··· Material shown
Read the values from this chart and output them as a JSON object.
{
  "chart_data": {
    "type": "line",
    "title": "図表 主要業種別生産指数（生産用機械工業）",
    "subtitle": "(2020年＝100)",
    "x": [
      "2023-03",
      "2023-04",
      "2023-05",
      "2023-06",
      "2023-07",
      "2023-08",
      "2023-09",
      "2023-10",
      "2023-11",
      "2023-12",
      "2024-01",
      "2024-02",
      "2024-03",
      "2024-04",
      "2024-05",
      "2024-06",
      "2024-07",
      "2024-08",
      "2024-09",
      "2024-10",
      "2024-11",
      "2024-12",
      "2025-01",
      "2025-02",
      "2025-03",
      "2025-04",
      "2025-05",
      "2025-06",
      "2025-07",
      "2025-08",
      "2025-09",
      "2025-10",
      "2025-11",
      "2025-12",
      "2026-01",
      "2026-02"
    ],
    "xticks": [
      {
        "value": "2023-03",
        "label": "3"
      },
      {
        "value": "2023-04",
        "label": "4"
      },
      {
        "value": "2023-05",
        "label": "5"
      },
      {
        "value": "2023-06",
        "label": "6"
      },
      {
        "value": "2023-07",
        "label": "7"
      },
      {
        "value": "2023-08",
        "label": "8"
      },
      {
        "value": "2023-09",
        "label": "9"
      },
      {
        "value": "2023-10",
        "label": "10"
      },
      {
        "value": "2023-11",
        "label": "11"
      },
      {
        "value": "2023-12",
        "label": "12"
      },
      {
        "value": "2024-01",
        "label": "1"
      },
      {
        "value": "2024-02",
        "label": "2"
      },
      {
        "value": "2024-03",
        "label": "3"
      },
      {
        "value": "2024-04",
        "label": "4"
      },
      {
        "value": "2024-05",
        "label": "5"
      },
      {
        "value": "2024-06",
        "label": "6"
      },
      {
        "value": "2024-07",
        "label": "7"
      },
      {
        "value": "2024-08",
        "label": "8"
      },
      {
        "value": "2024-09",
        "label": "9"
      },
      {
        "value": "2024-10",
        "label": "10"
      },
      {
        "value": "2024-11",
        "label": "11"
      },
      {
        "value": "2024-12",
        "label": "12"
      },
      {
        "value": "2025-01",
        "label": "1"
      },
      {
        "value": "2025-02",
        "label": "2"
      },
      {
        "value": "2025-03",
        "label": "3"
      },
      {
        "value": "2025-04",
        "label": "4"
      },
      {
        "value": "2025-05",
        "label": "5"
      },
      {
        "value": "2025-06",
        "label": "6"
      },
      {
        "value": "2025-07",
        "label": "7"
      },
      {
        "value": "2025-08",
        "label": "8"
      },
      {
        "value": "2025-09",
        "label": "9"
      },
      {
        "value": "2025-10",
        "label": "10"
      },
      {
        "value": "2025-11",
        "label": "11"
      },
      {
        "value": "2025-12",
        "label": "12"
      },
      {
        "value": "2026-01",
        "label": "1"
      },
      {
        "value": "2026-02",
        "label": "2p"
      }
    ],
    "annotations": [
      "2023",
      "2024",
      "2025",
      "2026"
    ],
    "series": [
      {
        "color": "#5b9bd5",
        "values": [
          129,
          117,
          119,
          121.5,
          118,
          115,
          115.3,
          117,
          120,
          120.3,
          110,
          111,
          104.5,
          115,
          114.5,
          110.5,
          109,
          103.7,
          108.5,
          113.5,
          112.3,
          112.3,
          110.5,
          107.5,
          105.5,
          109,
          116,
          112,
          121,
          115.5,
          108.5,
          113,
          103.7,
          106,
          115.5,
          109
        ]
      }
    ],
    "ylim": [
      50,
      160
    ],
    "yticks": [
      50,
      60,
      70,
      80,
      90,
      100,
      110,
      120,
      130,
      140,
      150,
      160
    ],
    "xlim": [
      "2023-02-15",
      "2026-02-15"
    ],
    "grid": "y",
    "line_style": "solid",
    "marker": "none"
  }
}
······
Please restate the data word for word, every record included.

Read the values from this chart and output them as a JSON object.
{
  "chart_data": {
    "type": "line",
    "title": "図表 主要業種別生産指数（生産用機械工業）",
    "subtitle": "(2020年＝100)",
    "x": [
      "2023-03",
      "2023-04",
      "2023-05",
      "2023-06",
      "2023-07",
      "2023-08",
      "2023-09",
      "2023-10",
      "2023-11",
      "2023-12",
      "2024-01",
      "2024-02",
      "2024-03",
      "2024-04",
      "2024-05",
      "2024-06",
      "2024-07",
      "2024-08",
      "2024-09",
      "2024-10",
      "2024-11",
      "2024-12",
      "2025-01",
      "2025-02",
      "2025-03",
      "2025-04",
      "2025-05",
      "2025-06",
      "2025-07",
      "2025-08",
      "2025-09",
      "2025-10",
      "2025-11",
      "2025-12",
      "2026-01",
      "2026-02"
    ],
    "xticks": [
      {
        "value": "2023-03",
        "label": "3"
      },
      {
        "value": "2023-04",
        "label": "4"
      },
      {
        "value": "2023-05",
        "label": "5"
      },
      {
        "value": "2023-06",
        "label": "6"
      },
      {
        "value": "2023-07",
        "label": "7"
      },
      {
        "value": "2023-08",
        "label": "8"
      },
      {
        "value": "2023-09",
        "label": "9"
      },
      {
        "value": "2023-10",
        "label": "10"
      },
      {
        "value": "2023-11",
        "label": "11"
      },
      {
        "value": "2023-12",
        "label": "12"
      },
      {
        "value": "2024-01",
        "label": "1"
      },
      {
        "value": "2024-02",
        "label": "2"
      },
      {
        "value": "2024-03",
        "label": "3"
      },
      {
        "value": "2024-04",
        "label": "4"
      },
      {
        "value": "2024-05",
        "label": "5"
      },
      {
        "value": "2024-06",
        "label": "6"
      },
      {
        "value": "2024-07",
        "label": "7"
      },
      {
        "value": "2024-08",
        "label": "8"
      },
      {
        "value": "2024-09",
        "label": "9"
      },
      {
        "value": "2024-10",
        "label": "10"
      },
      {
        "value": "2024-11",
        "label": "11"
      },
      {
        "value": "2024-12",
        "label": "12"
      },
      {
        "value": "2025-01",
        "label": "1"
      },
      {
        "value": "2025-02",
        "label": "2"
      },
      {
        "value": "2025-03",
        "label": "3"
      },
      {
        "value": "2025-04",
        "label": "4"
      },
      {
        "value": "2025-05",
        "label": "5"
      },
      {
        "value": "2025-06",
        "label": "6"
      },
      {
        "value": "2025-07",
        "label": "7"
      },
      {
        "value": "2025-08",
        "label": "8"
      },
      {
        "value": "2025-09",
        "label": "9"
      },
      {
        "value": "2025-10",
        "label": "10"
      },
      {
        "value": "2025-11",
        "label": "11"
      },
      {
        "value": "2025-12",
        "label": "12"
      },
      {
        "value": "2026-01",
        "label": "1"
      },
      {
        "value": "2026-02",
        "label": "2p"
      }
    ],
    "annotations": [
      "2023",
      "2024",
      "2025",
      "2026"
    ],
    "series": [
      {
        "color": "#5b9bd5",
        "values": [
          129,
          117,
          119,
          121.5,
          118,
          115,
          115.3,
          117,
          120,
          120.3,
          110,
          111,
          104.5,
          115,
          114.5,
          110.5,
          109,
          103.7,
          108.5,
          113.5,
          112.3,
          112.3,
          110.5,
          107.5,
          105.5,
          109,
          116,
          112,
          121,
          115.5,
          108.5,
          113,
          103.7,
          106,
          115.5,
          109
        ]
      }
    ],
    "ylim": [
      50,
      160
    ],
    "yticks": [
      50,
      60,
      70,
      80,
      90,
      100,
      110,
      120,
      130,
      140,
      150,
      160
    ],
    "xlim": [
      "2023-02-15",
      "2026-02-15"
    ],
    "grid": "y",
    "line_style": "solid",
    "marker": "none"
  }
}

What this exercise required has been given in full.